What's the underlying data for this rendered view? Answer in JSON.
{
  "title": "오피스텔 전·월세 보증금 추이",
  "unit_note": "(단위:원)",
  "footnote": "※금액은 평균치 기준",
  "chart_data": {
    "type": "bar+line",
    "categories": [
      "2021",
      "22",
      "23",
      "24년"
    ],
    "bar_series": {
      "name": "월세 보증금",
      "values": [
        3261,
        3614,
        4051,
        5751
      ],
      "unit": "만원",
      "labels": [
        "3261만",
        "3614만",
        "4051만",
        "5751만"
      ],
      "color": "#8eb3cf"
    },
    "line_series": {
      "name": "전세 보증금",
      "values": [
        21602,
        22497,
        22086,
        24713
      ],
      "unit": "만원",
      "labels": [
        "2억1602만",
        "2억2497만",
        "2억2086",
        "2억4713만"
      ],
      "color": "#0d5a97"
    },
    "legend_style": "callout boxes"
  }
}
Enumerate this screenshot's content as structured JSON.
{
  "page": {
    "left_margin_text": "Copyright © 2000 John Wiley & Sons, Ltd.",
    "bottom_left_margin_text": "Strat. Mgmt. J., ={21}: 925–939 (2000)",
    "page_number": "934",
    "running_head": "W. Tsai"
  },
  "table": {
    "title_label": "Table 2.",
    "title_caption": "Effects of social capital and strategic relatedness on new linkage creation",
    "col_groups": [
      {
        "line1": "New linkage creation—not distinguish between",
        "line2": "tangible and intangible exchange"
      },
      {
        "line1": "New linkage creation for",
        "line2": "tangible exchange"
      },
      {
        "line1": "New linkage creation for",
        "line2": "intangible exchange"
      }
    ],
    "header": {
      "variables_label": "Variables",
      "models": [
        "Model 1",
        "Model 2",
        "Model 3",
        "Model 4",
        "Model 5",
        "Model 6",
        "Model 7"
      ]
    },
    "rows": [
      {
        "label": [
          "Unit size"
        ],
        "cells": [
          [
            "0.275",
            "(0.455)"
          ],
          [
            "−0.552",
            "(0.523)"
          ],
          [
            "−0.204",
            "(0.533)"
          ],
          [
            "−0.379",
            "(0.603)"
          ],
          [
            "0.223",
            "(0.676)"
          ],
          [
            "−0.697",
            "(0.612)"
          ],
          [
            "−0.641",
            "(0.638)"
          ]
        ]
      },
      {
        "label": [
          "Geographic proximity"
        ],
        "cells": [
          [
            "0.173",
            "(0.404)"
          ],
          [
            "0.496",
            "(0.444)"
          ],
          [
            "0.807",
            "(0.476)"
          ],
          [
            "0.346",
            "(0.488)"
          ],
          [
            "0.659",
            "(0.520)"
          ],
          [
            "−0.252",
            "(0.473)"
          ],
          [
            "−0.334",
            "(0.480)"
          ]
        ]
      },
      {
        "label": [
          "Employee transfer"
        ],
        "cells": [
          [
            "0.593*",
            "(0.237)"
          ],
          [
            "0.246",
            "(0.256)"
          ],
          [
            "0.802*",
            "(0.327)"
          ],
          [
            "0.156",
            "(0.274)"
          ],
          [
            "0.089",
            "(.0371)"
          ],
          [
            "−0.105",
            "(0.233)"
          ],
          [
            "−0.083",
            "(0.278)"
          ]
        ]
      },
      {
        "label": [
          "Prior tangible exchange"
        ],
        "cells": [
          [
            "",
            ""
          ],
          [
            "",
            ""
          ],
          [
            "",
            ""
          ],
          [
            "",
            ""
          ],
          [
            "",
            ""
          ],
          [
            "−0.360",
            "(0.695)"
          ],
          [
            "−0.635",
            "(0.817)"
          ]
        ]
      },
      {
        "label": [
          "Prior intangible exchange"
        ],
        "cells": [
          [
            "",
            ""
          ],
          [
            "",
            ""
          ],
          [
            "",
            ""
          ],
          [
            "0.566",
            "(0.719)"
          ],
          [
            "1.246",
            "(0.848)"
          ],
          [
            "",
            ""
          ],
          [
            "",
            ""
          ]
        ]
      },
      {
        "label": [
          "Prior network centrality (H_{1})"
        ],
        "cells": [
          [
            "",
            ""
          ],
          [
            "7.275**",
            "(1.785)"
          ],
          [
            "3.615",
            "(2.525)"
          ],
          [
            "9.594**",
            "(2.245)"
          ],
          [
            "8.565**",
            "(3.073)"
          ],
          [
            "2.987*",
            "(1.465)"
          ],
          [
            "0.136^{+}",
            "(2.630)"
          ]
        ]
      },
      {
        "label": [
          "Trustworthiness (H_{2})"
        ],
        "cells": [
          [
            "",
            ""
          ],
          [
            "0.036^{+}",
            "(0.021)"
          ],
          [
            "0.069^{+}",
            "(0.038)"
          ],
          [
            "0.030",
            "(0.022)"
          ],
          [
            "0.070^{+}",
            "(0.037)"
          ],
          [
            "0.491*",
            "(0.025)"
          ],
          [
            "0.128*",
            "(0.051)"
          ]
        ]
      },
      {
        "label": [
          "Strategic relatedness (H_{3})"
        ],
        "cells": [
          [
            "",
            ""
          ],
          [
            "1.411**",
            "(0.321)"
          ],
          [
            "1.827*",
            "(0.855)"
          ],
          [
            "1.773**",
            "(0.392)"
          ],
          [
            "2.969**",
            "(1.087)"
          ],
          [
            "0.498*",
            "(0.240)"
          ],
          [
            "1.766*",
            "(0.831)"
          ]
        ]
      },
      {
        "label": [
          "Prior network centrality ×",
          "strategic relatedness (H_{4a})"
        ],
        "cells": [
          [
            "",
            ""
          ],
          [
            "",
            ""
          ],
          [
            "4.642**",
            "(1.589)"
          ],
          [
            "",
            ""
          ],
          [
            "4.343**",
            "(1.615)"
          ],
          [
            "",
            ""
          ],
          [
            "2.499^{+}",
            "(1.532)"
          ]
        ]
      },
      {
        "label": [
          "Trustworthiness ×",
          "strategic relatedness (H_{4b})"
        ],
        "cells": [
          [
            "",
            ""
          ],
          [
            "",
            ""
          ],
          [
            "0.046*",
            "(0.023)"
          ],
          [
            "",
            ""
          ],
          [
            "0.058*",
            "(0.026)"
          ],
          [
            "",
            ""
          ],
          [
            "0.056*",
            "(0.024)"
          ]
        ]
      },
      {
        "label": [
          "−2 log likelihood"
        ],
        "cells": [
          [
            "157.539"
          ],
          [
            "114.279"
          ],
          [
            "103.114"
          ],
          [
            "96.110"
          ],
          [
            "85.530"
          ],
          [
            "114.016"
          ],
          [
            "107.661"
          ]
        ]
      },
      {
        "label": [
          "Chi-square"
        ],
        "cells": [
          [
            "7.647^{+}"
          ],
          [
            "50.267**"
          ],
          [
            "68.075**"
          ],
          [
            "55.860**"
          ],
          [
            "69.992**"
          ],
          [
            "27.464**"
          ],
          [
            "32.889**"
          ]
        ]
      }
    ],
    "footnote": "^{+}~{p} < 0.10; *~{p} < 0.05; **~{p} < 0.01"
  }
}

:::::

◆ WHAT THE TASK REQUIRES ◆
Return the whole listing exactly.

◆ TASK RESULT ◆
What's the underlying data for this rendered view? Answer in JSON.
{
  "title": "오피스텔 전·월세 보증금 추이",
  "unit_note": "(단위:원)",
  "footnote": "※금액은 평균치 기준",
  "chart_data": {
    "type": "bar+line",
    "categories": [
      "2021",
      "22",
      "23",
      "24년"
    ],
    "bar_series": {
      "name": "월세 보증금",
      "values": [
        3261,
        3614,
        4051,
        5751
      ],
      "unit": "만원",
      "labels": [
        "3261만",
        "3614만",
        "4051만",
        "5751만"
      ],
      "color": "#8eb3cf"
    },
    "line_series": {
      "name": "전세 보증금",
      "values": [
        21602,
        22497,
        22086,
        24713
      ],
      "unit": "만원",
      "labels": [
        "2억1602만",
        "2억2497만",
        "2억2086",
        "2억4713만"
      ],
      "color": "#0d5a97"
    },
    "legend_style": "callout boxes"
  }
}
Enumerate this screenshot's content as structured JSON.
{
  "page": {
    "left_margin_text": "Copyright © 2000 John Wiley & Sons, Ltd.",
    "bottom_left_margin_text": "Strat. Mgmt. J., ={21}: 925–939 (2000)",
    "page_number": "934",
    "running_head": "W. Tsai"
  },
  "table": {
    "title_label": "Table 2.",
    "title_caption": "Effects of social capital and strategic relatedness on new linkage creation",
    "col_groups": [
      {
        "line1": "New linkage creation—not distinguish between",
        "line2": "tangible and intangible exchange"
      },
      {
        "line1": "New linkage creation for",
        "line2": "tangible exchange"
      },
      {
        "line1": "New linkage creation for",
        "line2": "intangible exchange"
      }
    ],
    "header": {
      "variables_label": "Variables",
      "models": [
        "Model 1",
        "Model 2",
        "Model 3",
        "Model 4",
        "Model 5",
        "Model 6",
        "Model 7"
      ]
    },
    "rows": [
      {
        "label": [
          "Unit size"
        ],
        "cells": [
          [
            "0.275",
            "(0.455)"
          ],
          [
            "−0.552",
            "(0.523)"
          ],
          [
            "−0.204",
            "(0.533)"
          ],
          [
            "−0.379",
            "(0.603)"
          ],
          [
            "0.223",
            "(0.676)"
          ],
          [
            "−0.697",
            "(0.612)"
          ],
          [
            "−0.641",
            "(0.638)"
          ]
        ]
      },
      {
        "label": [
          "Geographic proximity"
        ],
        "cells": [
          [
            "0.173",
            "(0.404)"
          ],
          [
            "0.496",
            "(0.444)"
          ],
          [
            "0.807",
            "(0.476)"
          ],
          [
            "0.346",
            "(0.488)"
          ],
          [
            "0.659",
            "(0.520)"
          ],
          [
            "−0.252",
            "(0.473)"
          ],
          [
            "−0.334",
            "(0.480)"
          ]
        ]
      },
      {
        "label": [
          "Employee transfer"
        ],
        "cells": [
          [
            "0.593*",
            "(0.237)"
          ],
          [
            "0.246",
            "(0.256)"
          ],
          [
            "0.802*",
            "(0.327)"
          ],
          [
            "0.156",
            "(0.274)"
          ],
          [
            "0.089",
            "(.0371)"
          ],
          [
            "−0.105",
            "(0.233)"
          ],
          [
            "−0.083",
            "(0.278)"
          ]
        ]
      },
      {
        "label": [
          "Prior tangible exchange"
        ],
        "cells": [
          [
            "",
            ""
          ],
          [
            "",
            ""
          ],
          [
            "",
            ""
          ],
          [
            "",
            ""
          ],
          [
            "",
            ""
          ],
          [
            "−0.360",
            "(0.695)"
          ],
          [
            "−0.635",
            "(0.817)"
          ]
        ]
      },
      {
        "label": [
          "Prior intangible exchange"
        ],
        "cells": [
          [
            "",
            ""
          ],
          [
            "",
            ""
          ],
          [
            "",
            ""
          ],
          [
            "0.566",
            "(0.719)"
          ],
          [
            "1.246",
            "(0.848)"
          ],
          [
            "",
            ""
          ],
          [
            "",
            ""
          ]
        ]
      },
      {
        "label": [
          "Prior network centrality (H_{1})"
        ],
        "cells": [
          [
            "",
            ""
          ],
          [
            "7.275**",
            "(1.785)"
          ],
          [
            "3.615",
            "(2.525)"
          ],
          [
            "9.594**",
            "(2.245)"
          ],
          [
            "8.565**",
            "(3.073)"
          ],
          [
            "2.987*",
            "(1.465)"
          ],
          [
            "0.136^{+}",
            "(2.630)"
          ]
        ]
      },
      {
        "label": [
          "Trustworthiness (H_{2})"
        ],
        "cells": [
          [
            "",
            ""
          ],
          [
            "0.036^{+}",
            "(0.021)"
          ],
          [
            "0.069^{+}",
            "(0.038)"
          ],
          [
            "0.030",
            "(0.022)"
          ],
          [
            "0.070^{+}",
            "(0.037)"
          ],
          [
            "0.491*",
            "(0.025)"
          ],
          [
            "0.128*",
            "(0.051)"
          ]
        ]
      },
      {
        "label": [
          "Strategic relatedness (H_{3})"
        ],
        "cells": [
          [
            "",
            ""
          ],
          [
            "1.411**",
            "(0.321)"
          ],
          [
            "1.827*",
            "(0.855)"
          ],
          [
            "1.773**",
            "(0.392)"
          ],
          [
            "2.969**",
            "(1.087)"
          ],
          [
            "0.498*",
            "(0.240)"
          ],
          [
            "1.766*",
            "(0.831)"
          ]
        ]
      },
      {
        "label": [
          "Prior network centrality ×",
          "strategic relatedness (H_{4a})"
        ],
        "cells": [
          [
            "",
            ""
          ],
          [
            "",
            ""
          ],
          [
            "4.642**",
            "(1.589)"
          ],
          [
            "",
            ""
          ],
          [
            "4.343**",
            "(1.615)"
          ],
          [
            "",
            ""
          ],
          [
            "2.499^{+}",
            "(1.532)"
          ]
        ]
      },
      {
        "label": [
          "Trustworthiness ×",
          "strategic relatedness (H_{4b})"
        ],
        "cells": [
          [
            "",
            ""
          ],
          [
            "",
            ""
          ],
          [
            "0.046*",
            "(0.023)"
          ],
          [
            "",
            ""
          ],
          [
            "0.058*",
            "(0.026)"
          ],
          [
            "",
            ""
          ],
          [
            "0.056*",
            "(0.024)"
          ]
        ]
      },
      {
        "label": [
          "−2 log likelihood"
        ],
        "cells": [
          [
            "157.539"
          ],
          [
            "114.279"
          ],
          [
            "103.114"
          ],
          [
            "96.110"
          ],
          [
            "85.530"
          ],
          [
            "114.016"
          ],
          [
            "107.661"
          ]
        ]
      },
      {
        "label": [
          "Chi-square"
        ],
        "cells": [
          [
            "7.647^{+}"
          ],
          [
            "50.267**"
          ],
          [
            "68.075**"
          ],
          [
            "55.860**"
          ],
          [
            "69.992**"
          ],
          [
            "27.464**"
          ],
          [
            "32.889**"
          ]
        ]
      }
    ],
    "footnote": "^{+}~{p} < 0.10; *~{p} < 0.05; **~{p} < 0.01"
  }
}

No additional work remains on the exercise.